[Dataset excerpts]
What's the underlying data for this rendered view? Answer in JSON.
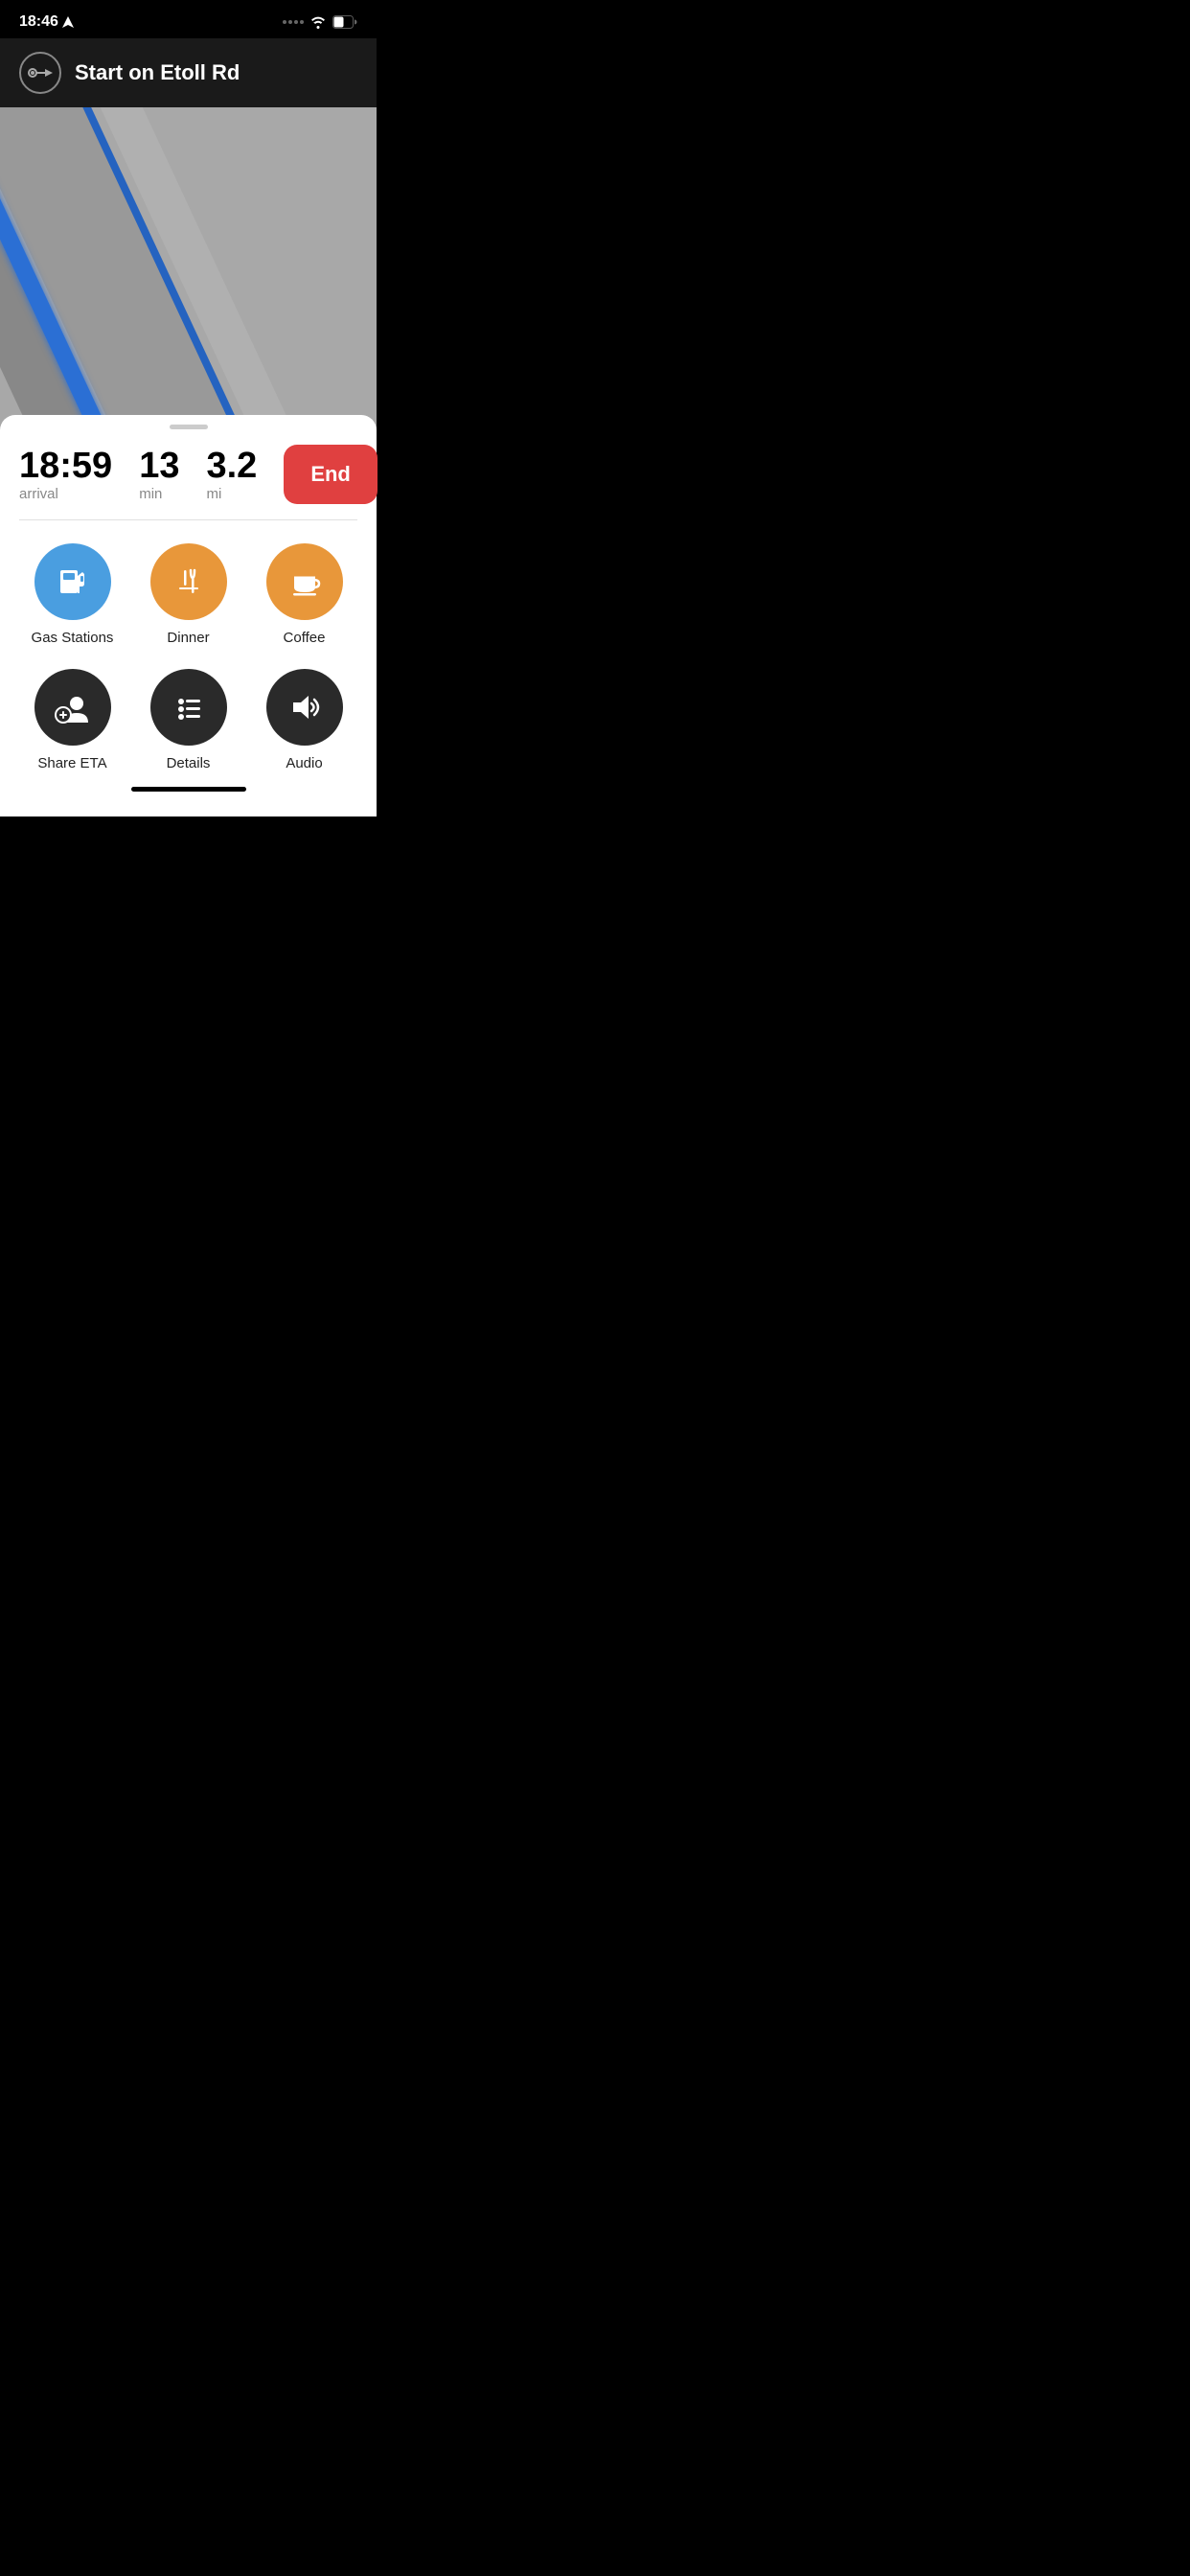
{
  "statusBar": {
    "time": "18:46",
    "locationIcon": true
  },
  "navHeader": {
    "instruction": "Start on Etoll Rd"
  },
  "tripInfo": {
    "arrival": "18:59",
    "arrivalLabel": "arrival",
    "duration": "13",
    "durationLabel": "min",
    "distance": "3.2",
    "distanceLabel": "mi",
    "endButton": "End"
  },
  "actions": [
    {
      "id": "gas-stations",
      "label": "Gas Stations",
      "color": "blue",
      "icon": "gas"
    },
    {
      "id": "dinner",
      "label": "Dinner",
      "color": "orange",
      "icon": "dinner"
    },
    {
      "id": "coffee",
      "label": "Coffee",
      "color": "orange",
      "icon": "coffee"
    },
    {
      "id": "share-eta",
      "label": "Share ETA",
      "color": "dark",
      "icon": "share-eta"
    },
    {
      "id": "details",
      "label": "Details",
      "color": "dark",
      "icon": "details"
    },
    {
      "id": "audio",
      "label": "Audio",
      "color": "dark",
      "icon": "audio"
    }
  ]
}
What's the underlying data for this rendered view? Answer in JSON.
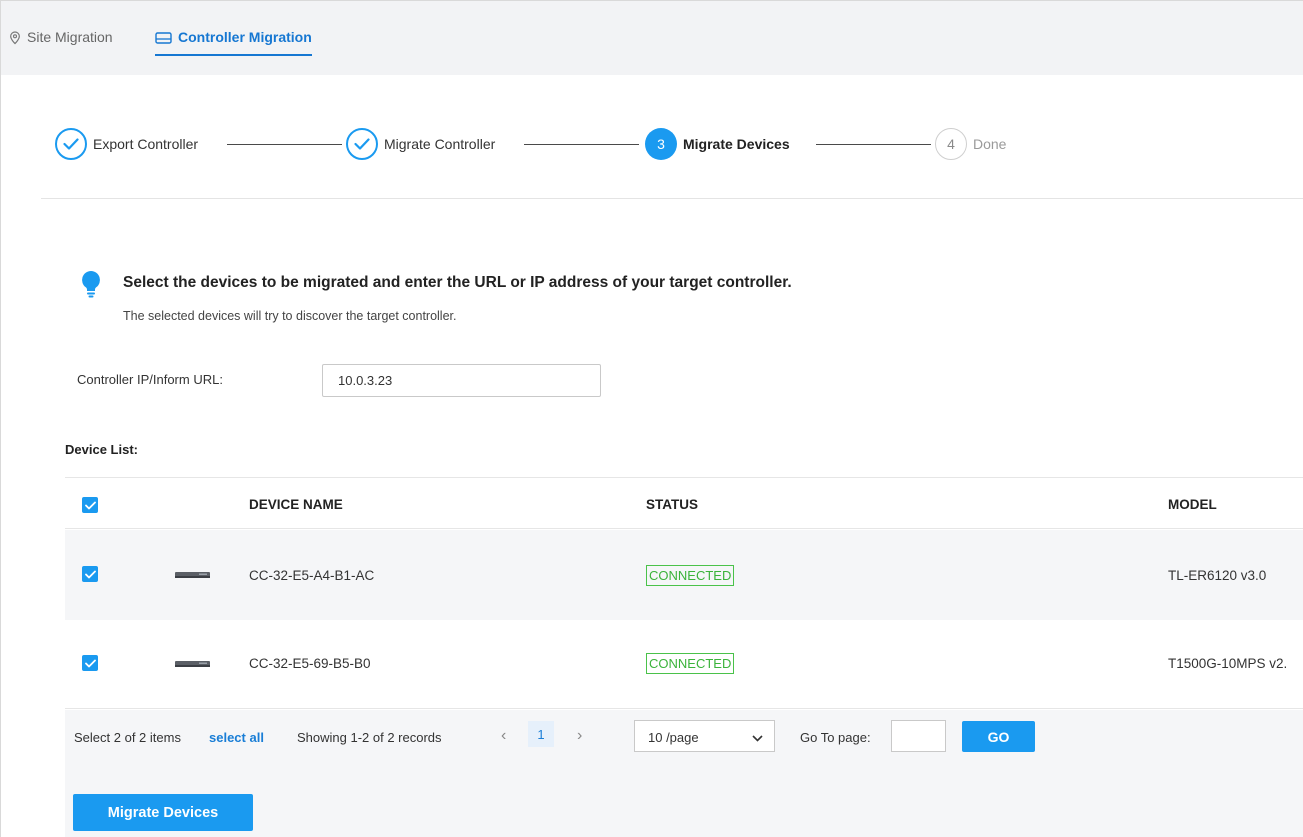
{
  "tabs": {
    "site": {
      "label": "Site Migration",
      "icon": "location-pin-icon"
    },
    "controller": {
      "label": "Controller Migration",
      "icon": "controller-icon",
      "active": true
    }
  },
  "steps": [
    {
      "number": "1",
      "label": "Export Controller",
      "state": "done"
    },
    {
      "number": "2",
      "label": "Migrate Controller",
      "state": "done"
    },
    {
      "number": "3",
      "label": "Migrate Devices",
      "state": "active"
    },
    {
      "number": "4",
      "label": "Done",
      "state": "todo"
    }
  ],
  "info": {
    "icon": "lightbulb-icon",
    "title": "Select the devices to be migrated and enter the URL or IP address of your target controller.",
    "subtitle": "The selected devices will try to discover the target controller."
  },
  "controller_ip": {
    "label": "Controller IP/Inform URL:",
    "value": "10.0.3.23"
  },
  "device_list": {
    "label": "Device List:",
    "columns": {
      "name": "DEVICE NAME",
      "status": "STATUS",
      "model": "MODEL"
    },
    "rows": [
      {
        "checked": true,
        "name": "CC-32-E5-A4-B1-AC",
        "status": "CONNECTED",
        "model": "TL-ER6120 v3.0"
      },
      {
        "checked": true,
        "name": "CC-32-E5-69-B5-B0",
        "status": "CONNECTED",
        "model": "T1500G-10MPS v2."
      }
    ]
  },
  "pagination": {
    "selected_text": "Select 2 of 2 items",
    "select_all": "select all",
    "showing": "Showing 1-2 of 2 records",
    "current_page": "1",
    "page_size": "10 /page",
    "goto_label": "Go To page:",
    "goto_value": "",
    "go_button": "GO"
  },
  "actions": {
    "migrate_button": "Migrate Devices"
  },
  "colors": {
    "accent": "#1a9af0",
    "link": "#1a7ed6",
    "connected": "#3bb33b",
    "active_row": "#f5f6f8"
  }
}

Stated exercise: Scan the material above. Copy each line that holds the word "model".

Problem solution:
      "model": "MODEL"
        "model": "TL-ER6120 v3.0"
        "model": "T1500G-10MPS v2."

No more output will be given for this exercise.